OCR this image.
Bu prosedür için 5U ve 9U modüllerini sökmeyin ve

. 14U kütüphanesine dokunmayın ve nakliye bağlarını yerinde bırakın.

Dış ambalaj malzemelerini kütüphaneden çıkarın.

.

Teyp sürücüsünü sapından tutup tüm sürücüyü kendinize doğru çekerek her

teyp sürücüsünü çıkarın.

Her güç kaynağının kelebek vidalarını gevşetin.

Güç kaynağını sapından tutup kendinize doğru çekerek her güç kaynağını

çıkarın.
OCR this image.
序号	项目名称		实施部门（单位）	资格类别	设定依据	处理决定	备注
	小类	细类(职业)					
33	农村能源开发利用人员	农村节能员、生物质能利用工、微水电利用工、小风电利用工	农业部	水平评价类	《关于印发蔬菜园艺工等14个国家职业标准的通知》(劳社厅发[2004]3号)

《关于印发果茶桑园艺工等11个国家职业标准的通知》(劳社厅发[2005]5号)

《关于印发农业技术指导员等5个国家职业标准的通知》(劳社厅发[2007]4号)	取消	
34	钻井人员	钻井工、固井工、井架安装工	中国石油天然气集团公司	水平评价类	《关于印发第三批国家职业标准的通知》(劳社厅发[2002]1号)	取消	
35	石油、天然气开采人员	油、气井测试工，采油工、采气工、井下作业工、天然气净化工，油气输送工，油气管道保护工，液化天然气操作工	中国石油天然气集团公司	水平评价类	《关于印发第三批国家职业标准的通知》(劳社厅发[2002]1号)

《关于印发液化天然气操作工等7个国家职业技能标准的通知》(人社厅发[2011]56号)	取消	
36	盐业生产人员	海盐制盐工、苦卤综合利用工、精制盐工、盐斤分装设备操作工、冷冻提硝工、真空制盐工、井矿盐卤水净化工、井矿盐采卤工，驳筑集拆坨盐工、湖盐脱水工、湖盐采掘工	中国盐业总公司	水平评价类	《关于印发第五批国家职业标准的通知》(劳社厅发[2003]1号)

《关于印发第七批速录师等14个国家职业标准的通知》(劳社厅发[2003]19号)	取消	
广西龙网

···

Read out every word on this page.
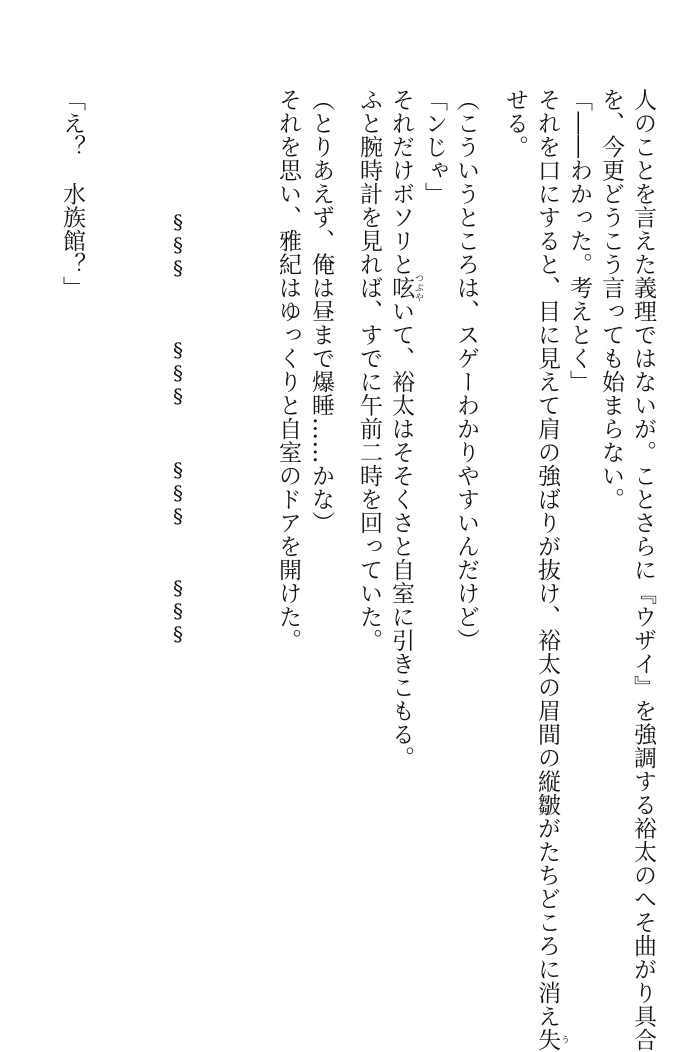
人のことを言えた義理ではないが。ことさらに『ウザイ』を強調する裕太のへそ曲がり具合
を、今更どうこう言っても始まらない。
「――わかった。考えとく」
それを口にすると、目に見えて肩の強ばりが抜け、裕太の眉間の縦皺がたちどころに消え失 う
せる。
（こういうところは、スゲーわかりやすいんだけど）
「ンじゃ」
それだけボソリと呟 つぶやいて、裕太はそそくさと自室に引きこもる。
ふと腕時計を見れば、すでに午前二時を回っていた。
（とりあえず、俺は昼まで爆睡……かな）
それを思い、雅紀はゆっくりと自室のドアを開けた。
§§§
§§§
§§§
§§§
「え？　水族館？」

···

Go through the records. Copy each line where "中国石油天然气集团公司" appears.

**Final answer**
34	钻井人员	钻井工、固井工、井架安装工	中国石油天然气集团公司	水平评价类	《关于印发第三批国家职业标准的通知》(劳社厅发[2002]1号)	取消	
35	石油、天然气开采人员	油、气井测试工，采油工、采气工、井下作业工、天然气净化工，油气输送工，油气管道保护工，液化天然气操作工	中国石油天然气集团公司	水平评价类	《关于印发第三批国家职业标准的通知》(劳社厅发[2002]1号)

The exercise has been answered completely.